▶ **WHAT YOU ARE ASKED TO DO**
Output the full material exactly as it appears here.

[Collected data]
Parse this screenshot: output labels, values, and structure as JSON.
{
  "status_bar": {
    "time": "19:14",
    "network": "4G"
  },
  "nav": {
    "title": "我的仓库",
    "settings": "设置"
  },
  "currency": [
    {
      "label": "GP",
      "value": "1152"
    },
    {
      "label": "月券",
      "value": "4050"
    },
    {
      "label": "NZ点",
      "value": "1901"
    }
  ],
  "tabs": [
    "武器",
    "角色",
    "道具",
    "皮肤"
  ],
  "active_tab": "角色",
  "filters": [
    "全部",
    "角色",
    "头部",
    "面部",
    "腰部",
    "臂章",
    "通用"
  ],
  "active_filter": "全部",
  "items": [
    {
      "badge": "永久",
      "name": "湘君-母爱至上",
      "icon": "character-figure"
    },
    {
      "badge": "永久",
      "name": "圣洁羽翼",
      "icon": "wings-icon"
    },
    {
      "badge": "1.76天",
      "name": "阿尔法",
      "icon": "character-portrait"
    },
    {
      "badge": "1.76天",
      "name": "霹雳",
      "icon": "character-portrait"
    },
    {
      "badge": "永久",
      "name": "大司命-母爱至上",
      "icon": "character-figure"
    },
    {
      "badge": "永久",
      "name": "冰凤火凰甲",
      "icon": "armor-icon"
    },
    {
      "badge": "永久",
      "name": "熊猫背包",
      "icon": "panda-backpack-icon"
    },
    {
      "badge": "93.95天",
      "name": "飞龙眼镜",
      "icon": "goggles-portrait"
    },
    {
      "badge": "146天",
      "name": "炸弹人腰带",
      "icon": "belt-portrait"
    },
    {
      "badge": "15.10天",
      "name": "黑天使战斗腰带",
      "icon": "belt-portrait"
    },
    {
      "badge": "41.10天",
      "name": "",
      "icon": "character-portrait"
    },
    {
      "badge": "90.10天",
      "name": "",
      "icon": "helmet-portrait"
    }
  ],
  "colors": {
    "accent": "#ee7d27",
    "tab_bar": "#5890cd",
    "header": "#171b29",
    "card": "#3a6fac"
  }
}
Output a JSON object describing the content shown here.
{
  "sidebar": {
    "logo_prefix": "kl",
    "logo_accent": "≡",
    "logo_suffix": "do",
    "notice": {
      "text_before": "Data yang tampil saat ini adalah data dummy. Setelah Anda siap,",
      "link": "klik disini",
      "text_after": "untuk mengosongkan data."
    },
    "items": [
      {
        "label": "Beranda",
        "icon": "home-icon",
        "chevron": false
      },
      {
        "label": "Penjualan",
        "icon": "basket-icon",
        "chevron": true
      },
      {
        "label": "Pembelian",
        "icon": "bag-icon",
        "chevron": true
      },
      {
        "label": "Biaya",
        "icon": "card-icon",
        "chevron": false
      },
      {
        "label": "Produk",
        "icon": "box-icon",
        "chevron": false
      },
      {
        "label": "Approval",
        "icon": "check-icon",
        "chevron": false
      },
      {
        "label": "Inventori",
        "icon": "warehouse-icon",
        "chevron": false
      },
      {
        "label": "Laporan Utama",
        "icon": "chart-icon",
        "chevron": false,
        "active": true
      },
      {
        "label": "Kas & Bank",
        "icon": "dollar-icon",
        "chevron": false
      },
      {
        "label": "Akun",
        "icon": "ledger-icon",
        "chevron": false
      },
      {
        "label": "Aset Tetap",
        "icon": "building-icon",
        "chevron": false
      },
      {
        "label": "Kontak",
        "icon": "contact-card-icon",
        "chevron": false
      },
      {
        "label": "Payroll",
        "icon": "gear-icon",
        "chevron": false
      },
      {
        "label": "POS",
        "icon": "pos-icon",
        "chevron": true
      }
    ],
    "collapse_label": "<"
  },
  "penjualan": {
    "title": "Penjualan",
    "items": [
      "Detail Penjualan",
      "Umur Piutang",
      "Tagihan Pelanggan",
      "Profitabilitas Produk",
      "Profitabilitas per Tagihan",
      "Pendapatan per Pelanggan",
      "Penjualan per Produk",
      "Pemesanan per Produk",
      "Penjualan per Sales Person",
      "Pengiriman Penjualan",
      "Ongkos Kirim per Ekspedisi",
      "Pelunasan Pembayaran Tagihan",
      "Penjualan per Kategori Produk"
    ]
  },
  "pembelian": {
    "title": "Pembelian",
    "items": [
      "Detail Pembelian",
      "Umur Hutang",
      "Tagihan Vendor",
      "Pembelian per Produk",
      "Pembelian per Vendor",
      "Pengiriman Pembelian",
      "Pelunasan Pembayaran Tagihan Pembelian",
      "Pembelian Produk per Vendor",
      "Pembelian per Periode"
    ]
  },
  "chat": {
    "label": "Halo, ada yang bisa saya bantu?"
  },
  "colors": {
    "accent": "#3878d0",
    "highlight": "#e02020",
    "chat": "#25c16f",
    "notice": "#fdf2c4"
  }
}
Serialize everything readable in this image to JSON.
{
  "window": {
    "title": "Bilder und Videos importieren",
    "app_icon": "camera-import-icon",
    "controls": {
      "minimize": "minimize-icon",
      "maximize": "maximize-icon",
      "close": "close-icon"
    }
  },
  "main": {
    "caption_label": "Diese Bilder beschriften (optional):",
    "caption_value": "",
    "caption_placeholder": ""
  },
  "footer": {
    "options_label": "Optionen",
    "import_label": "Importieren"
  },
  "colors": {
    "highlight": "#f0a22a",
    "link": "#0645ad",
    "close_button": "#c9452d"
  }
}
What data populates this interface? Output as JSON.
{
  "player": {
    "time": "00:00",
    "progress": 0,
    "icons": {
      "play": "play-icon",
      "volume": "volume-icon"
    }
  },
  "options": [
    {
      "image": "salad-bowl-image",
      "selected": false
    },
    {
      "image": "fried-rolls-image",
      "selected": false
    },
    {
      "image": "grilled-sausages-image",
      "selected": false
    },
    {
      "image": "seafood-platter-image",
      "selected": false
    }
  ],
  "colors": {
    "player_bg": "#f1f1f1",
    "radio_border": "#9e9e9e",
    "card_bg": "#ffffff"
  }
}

▶ **SOLUTION TO THIS PROBLEM**
Parse this screenshot: output labels, values, and structure as JSON.
{
  "status_bar": {
    "time": "19:14",
    "network": "4G"
  },
  "nav": {
    "title": "我的仓库",
    "settings": "设置"
  },
  "currency": [
    {
      "label": "GP",
      "value": "1152"
    },
    {
      "label": "月券",
      "value": "4050"
    },
    {
      "label": "NZ点",
      "value": "1901"
    }
  ],
  "tabs": [
    "武器",
    "角色",
    "道具",
    "皮肤"
  ],
  "active_tab": "角色",
  "filters": [
    "全部",
    "角色",
    "头部",
    "面部",
    "腰部",
    "臂章",
    "通用"
  ],
  "active_filter": "全部",
  "items": [
    {
      "badge": "永久",
      "name": "湘君-母爱至上",
      "icon": "character-figure"
    },
    {
      "badge": "永久",
      "name": "圣洁羽翼",
      "icon": "wings-icon"
    },
    {
      "badge": "1.76天",
      "name": "阿尔法",
      "icon": "character-portrait"
    },
    {
      "badge": "1.76天",
      "name": "霹雳",
      "icon": "character-portrait"
    },
    {
      "badge": "永久",
      "name": "大司命-母爱至上",
      "icon": "character-figure"
    },
    {
      "badge": "永久",
      "name": "冰凤火凰甲",
      "icon": "armor-icon"
    },
    {
      "badge": "永久",
      "name": "熊猫背包",
      "icon": "panda-backpack-icon"
    },
    {
      "badge": "93.95天",
      "name": "飞龙眼镜",
      "icon": "goggles-portrait"
    },
    {
      "badge": "146天",
      "name": "炸弹人腰带",
      "icon": "belt-portrait"
    },
    {
      "badge": "15.10天",
      "name": "黑天使战斗腰带",
      "icon": "belt-portrait"
    },
    {
      "badge": "41.10天",
      "name": "",
      "icon": "character-portrait"
    },
    {
      "badge": "90.10天",
      "name": "",
      "icon": "helmet-portrait"
    }
  ],
  "colors": {
    "accent": "#ee7d27",
    "tab_bar": "#5890cd",
    "header": "#171b29",
    "card": "#3a6fac"
  }
}
Output a JSON object describing the content shown here.
{
  "sidebar": {
    "logo_prefix": "kl",
    "logo_accent": "≡",
    "logo_suffix": "do",
    "notice": {
      "text_before": "Data yang tampil saat ini adalah data dummy. Setelah Anda siap,",
      "link": "klik disini",
      "text_after": "untuk mengosongkan data."
    },
    "items": [
      {
        "label": "Beranda",
        "icon": "home-icon",
        "chevron": false
      },
      {
        "label": "Penjualan",
        "icon": "basket-icon",
        "chevron": true
      },
      {
        "label": "Pembelian",
        "icon": "bag-icon",
        "chevron": true
      },
      {
        "label": "Biaya",
        "icon": "card-icon",
        "chevron": false
      },
      {
        "label": "Produk",
        "icon": "box-icon",
        "chevron": false
      },
      {
        "label": "Approval",
        "icon": "check-icon",
        "chevron": false
      },
      {
        "label": "Inventori",
        "icon": "warehouse-icon",
        "chevron": false
      },
      {
        "label": "Laporan Utama",
        "icon": "chart-icon",
        "chevron": false,
        "active": true
      },
      {
        "label": "Kas & Bank",
        "icon": "dollar-icon",
        "chevron": false
      },
      {
        "label": "Akun",
        "icon": "ledger-icon",
        "chevron": false
      },
      {
        "label": "Aset Tetap",
        "icon": "building-icon",
        "chevron": false
      },
      {
        "label": "Kontak",
        "icon": "contact-card-icon",
        "chevron": false
      },
      {
        "label": "Payroll",
        "icon": "gear-icon",
        "chevron": false
      },
      {
        "label": "POS",
        "icon": "pos-icon",
        "chevron": true
      }
    ],
    "collapse_label": "<"
  },
  "penjualan": {
    "title": "Penjualan",
    "items": [
      "Detail Penjualan",
      "Umur Piutang",
      "Tagihan Pelanggan",
      "Profitabilitas Produk",
      "Profitabilitas per Tagihan",
      "Pendapatan per Pelanggan",
      "Penjualan per Produk",
      "Pemesanan per Produk",
      "Penjualan per Sales Person",
      "Pengiriman Penjualan",
      "Ongkos Kirim per Ekspedisi",
      "Pelunasan Pembayaran Tagihan",
      "Penjualan per Kategori Produk"
    ]
  },
  "pembelian": {
    "title": "Pembelian",
    "items": [
      "Detail Pembelian",
      "Umur Hutang",
      "Tagihan Vendor",
      "Pembelian per Produk",
      "Pembelian per Vendor",
      "Pengiriman Pembelian",
      "Pelunasan Pembayaran Tagihan Pembelian",
      "Pembelian Produk per Vendor",
      "Pembelian per Periode"
    ]
  },
  "chat": {
    "label": "Halo, ada yang bisa saya bantu?"
  },
  "colors": {
    "accent": "#3878d0",
    "highlight": "#e02020",
    "chat": "#25c16f",
    "notice": "#fdf2c4"
  }
}
Serialize everything readable in this image to JSON.
{
  "window": {
    "title": "Bilder und Videos importieren",
    "app_icon": "camera-import-icon",
    "controls": {
      "minimize": "minimize-icon",
      "maximize": "maximize-icon",
      "close": "close-icon"
    }
  },
  "main": {
    "caption_label": "Diese Bilder beschriften (optional):",
    "caption_value": "",
    "caption_placeholder": ""
  },
  "footer": {
    "options_label": "Optionen",
    "import_label": "Importieren"
  },
  "colors": {
    "highlight": "#f0a22a",
    "link": "#0645ad",
    "close_button": "#c9452d"
  }
}
What data populates this interface? Output as JSON.
{
  "player": {
    "time": "00:00",
    "progress": 0,
    "icons": {
      "play": "play-icon",
      "volume": "volume-icon"
    }
  },
  "options": [
    {
      "image": "salad-bowl-image",
      "selected": false
    },
    {
      "image": "fried-rolls-image",
      "selected": false
    },
    {
      "image": "grilled-sausages-image",
      "selected": false
    },
    {
      "image": "seafood-platter-image",
      "selected": false
    }
  ],
  "colors": {
    "player_bg": "#f1f1f1",
    "radio_border": "#9e9e9e",
    "card_bg": "#ffffff"
  }
}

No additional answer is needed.